• [EXTRACTED TEXT]
»»
Inflammation Resolution Uses Aspirin-COX-2 Interaction

The strange interaction that makes aspirin suspicious is that aspirin doesn’t just interfere with the action of enzymes, it subtly changes their specificity. Thus aspirin chemically transfers its acetyl group (CH3-COOH-) to an amino acid in the active site of COX-2 to produce a new group of anti-inflammatory lipoxins from ARA, EPA and DHA.

This raises the question of whether aspirin is a natural dietary modulator of inflammation. Recall that aspirin was initially obtained from willow (Salix) bark. Unfortunately, the data are conflicting. Initial research indicated that grains (naturally inflammatory) lacked aspirin, but many herbs, spices and leafy vegetables (naturally anti-inflammatory) contained aspirin. Subsequent tests refuted this work. It would be consistent with observations that some dietary components are anti-inflammatory, but candidate acetyl donors have not been identified.

Speculative acetyl candidates may include the menthol relatives, such as menthyl acetate (figure). Peppermint oil, which contains mostly menthol with some menthyl acetate, is more effective in the treatment of inflammatory bowel disease than most pharmaceuticals prescribed to treat the condition. This anti-inflammatory activity may be due in part to the aspirin-like chemical structure and function of the menthyl acetate. Also note that acetic acid/vinegar is sometimes suggested as a cure-all. This activity may be a consequence of its formation of ester linkages with alcohols that have structures similar to menthol.

Large Dose Aspirin as Cancer Treatment

The potent anti-inflammatory effects of aspirin have been compromised, because inflammation is an essential developmental activity. Thus, the integrity of the gut, for example, requires modest production of inflammatory prostaglandins and a pill of aspirin can disrupt gut tissue. Large doses of aspirin cannot be given orally. Intravenous administration of large doses of aspirin, however, is possible and the impact on process that require inflammation is dramatic.
««
• [DATA SHOWN]
»»
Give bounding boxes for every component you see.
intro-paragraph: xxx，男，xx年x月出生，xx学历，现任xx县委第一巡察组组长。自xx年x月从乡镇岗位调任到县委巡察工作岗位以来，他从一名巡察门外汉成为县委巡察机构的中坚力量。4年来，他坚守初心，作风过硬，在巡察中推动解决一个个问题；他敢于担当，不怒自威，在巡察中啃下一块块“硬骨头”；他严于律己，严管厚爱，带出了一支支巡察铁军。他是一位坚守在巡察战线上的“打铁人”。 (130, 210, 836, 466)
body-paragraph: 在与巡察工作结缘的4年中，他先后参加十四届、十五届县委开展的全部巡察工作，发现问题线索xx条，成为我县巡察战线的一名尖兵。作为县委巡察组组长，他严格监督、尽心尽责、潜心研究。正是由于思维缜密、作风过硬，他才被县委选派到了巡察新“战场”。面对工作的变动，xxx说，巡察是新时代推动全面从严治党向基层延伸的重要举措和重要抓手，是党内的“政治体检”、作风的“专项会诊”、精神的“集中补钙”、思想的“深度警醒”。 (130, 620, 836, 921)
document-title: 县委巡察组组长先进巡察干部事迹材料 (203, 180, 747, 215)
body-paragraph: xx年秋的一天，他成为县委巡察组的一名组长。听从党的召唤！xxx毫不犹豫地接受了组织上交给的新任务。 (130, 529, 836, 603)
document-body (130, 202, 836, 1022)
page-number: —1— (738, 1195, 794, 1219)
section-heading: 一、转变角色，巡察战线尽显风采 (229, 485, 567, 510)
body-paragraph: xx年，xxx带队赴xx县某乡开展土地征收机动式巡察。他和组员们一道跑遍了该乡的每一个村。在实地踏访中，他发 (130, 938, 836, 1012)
««
• [WORK INSTRUCTION] Can you continue the text on aspirin and inflammation, starting right after its final sentence?

• [ANSWER TO THE EXERCISE]
Anecdotal evidence indicates that large dose aspirin is able to disrupt cancers, because proliferation of cancer cells requires NFkB activation and other inflammatory responses. High doses of aspirin also cause other potentially dangerous complications, such as short-circuiting oxidative phosphorylation of mitochondria and increasing nitric oxide free radical production. Still, the impact of high dose aspirin on some diseases is so amazing that it is being actively and carefully pursued.

5 comments:

David said...

Dear Art,

Would you recommend taking one (or more) doses of aspirin daily to reduce inflammation? Would doing so amount to 'overkill' if one follows the Anti-inflammatory Diet fairly closely?

Dr. Art Ayers said...

David,
I stay away from taking aspirin and other NSAIDs, because the enzyme that they inhibit, COX-2 is also needed to produce prostaglandins that are essential for normal renewal of the lining of the gut. Thus, NSAIDs contribute to leaky bowel syndrome, release of bacterial LPS and more systemic inflammation.

The Anti-Inflammatory Diet is much more effective and safer.

Thanks for your questions.

Laverne said...

Dear Art

I heard on a tv show that taking aspirins 81mg daily will stop imflammtion is this right?

Thanks Laverne

Dr. Art Ayers said...

Laverne,
See the post above. Aspirin and other NSAIDs inhibit development of the intestine wall. That't why they contribute to gut bleeding and ulcers. I do not recommend routine use of aspirin. It is more appropriate to eliminate the source of the inflammation and in most cases that is the result of diet, if the inflammation is chronic. Look at my suggestions for an anti-inflammatory diet and apply those first before using major interventions such as NSAIDs.

NSAIDs are not safe for routine use.

Thanks for your comments.

Brad Niemeyer said...

Dr. Ayers:

I'm gluten intolerant ( I test positive for anti-transglutaminase) and I deeply appreciate your blog.

I wonder are there any advantages to topical application of aspirin. I was thinking it might provide a way around the gut issues associated with aspirin.